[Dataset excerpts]

== == ==

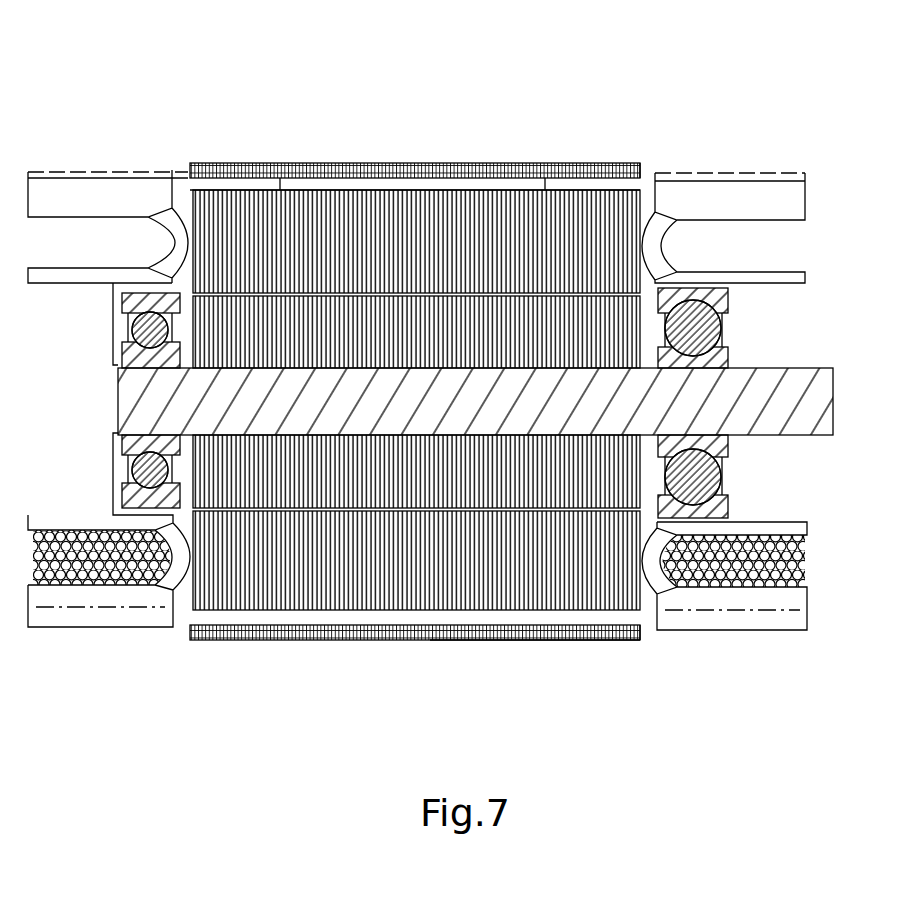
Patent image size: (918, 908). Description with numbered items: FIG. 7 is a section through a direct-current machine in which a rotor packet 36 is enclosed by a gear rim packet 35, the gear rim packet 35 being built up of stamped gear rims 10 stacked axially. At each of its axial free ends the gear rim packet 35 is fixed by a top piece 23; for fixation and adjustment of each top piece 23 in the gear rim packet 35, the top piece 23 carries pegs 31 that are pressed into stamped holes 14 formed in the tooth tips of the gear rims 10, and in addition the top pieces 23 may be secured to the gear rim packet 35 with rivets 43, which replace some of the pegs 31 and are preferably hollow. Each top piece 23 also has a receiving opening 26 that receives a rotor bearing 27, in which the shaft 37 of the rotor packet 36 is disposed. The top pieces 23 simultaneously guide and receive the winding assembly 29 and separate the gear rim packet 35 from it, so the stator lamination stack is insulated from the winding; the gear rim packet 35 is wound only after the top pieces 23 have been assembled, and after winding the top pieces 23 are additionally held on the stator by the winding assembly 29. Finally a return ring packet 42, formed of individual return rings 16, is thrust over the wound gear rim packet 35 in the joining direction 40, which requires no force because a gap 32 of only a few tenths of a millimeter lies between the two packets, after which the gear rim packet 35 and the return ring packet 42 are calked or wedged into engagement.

The gear rim 10 is at (404, 600).
The stamped holes 14 is at (495, 190).
The return rings 16 is at (247, 638).
The top piece 23 is at (92, 197).
The receiving opening 26 is at (763, 520).
The rotor bearing 27 is at (715, 303).
The winding assembly 29 is at (767, 560).
The pegs 31 is at (587, 190).
The gap 32 is at (573, 640).
The gear rim packet 35 is at (428, 222).
The rotor packet 36 is at (307, 338).
The shaft 37 is at (790, 397).
The joining direction 40 is at (652, 167).
The return ring packet 42 is at (248, 167).
The rivets 43 is at (490, 640).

== == ==

= Task goal =
Arrange the lines of the records as a Markdown table with the columns Row and Text, starting with the first line of the records and going on through the line with "The rotor bearing 27 is at (715, 303).", both included. Leave out blank lines and the pictures.

= Task answer =
| Row | Text |
|---|---|
| 1 | Patent image size: (918, 908). Description with numbered items: FIG. 7 is a section through a direct-current machine in which a rotor packet 36 is enclosed by a gear rim packet 35, the gear rim packet 35 being built up of stamped gear rims 10 stacked axially. At each of its axial free ends the gear rim packet 35 is fixed by a top piece 23; for fixation and adjustment of each top piece 23 in the gear rim packet 35, the top piece 23 carries pegs 31 that are pressed into stamped holes 14 formed in the tooth tips of the gear rims 10, and in addition the top pieces 23 may be secured to the gear rim packet 35 with rivets 43, which replace some of the pegs 31 and are preferably hollow. Each top piece 23 also has a receiving opening 26 that receives a rotor bearing 27, in which the shaft 37 of the rotor packet 36 is disposed. The top pieces 23 simultaneously guide and receive the winding assembly 29 and separate the gear rim packet 35 from it, so the stator lamination stack is insulated from the winding; the gear rim packet 35 is wound only after the top pieces 23 have been assembled, and after winding the top pieces 23 are additionally held on the stator by the winding assembly 29. Finally a return ring packet 42, formed of individual return rings 16, is thrust over the wound gear rim packet 35 in the joining direction 40, which requires no force because a gap 32 of only a few tenths of a millimeter lies between the two packets, after which the gear rim packet 35 and the return ring packet 42 are calked or wedged into engagement. |
| 2 | The gear rim 10 is at (404, 600). |
| 3 | The stamped holes 14 is at (495, 190). |
| 4 | The return rings 16 is at (247, 638). |
| 5 | The top piece 23 is at (92, 197). |
| 6 | The receiving opening 26 is at (763, 520). |
| 7 | The rotor bearing 27 is at (715, 303). |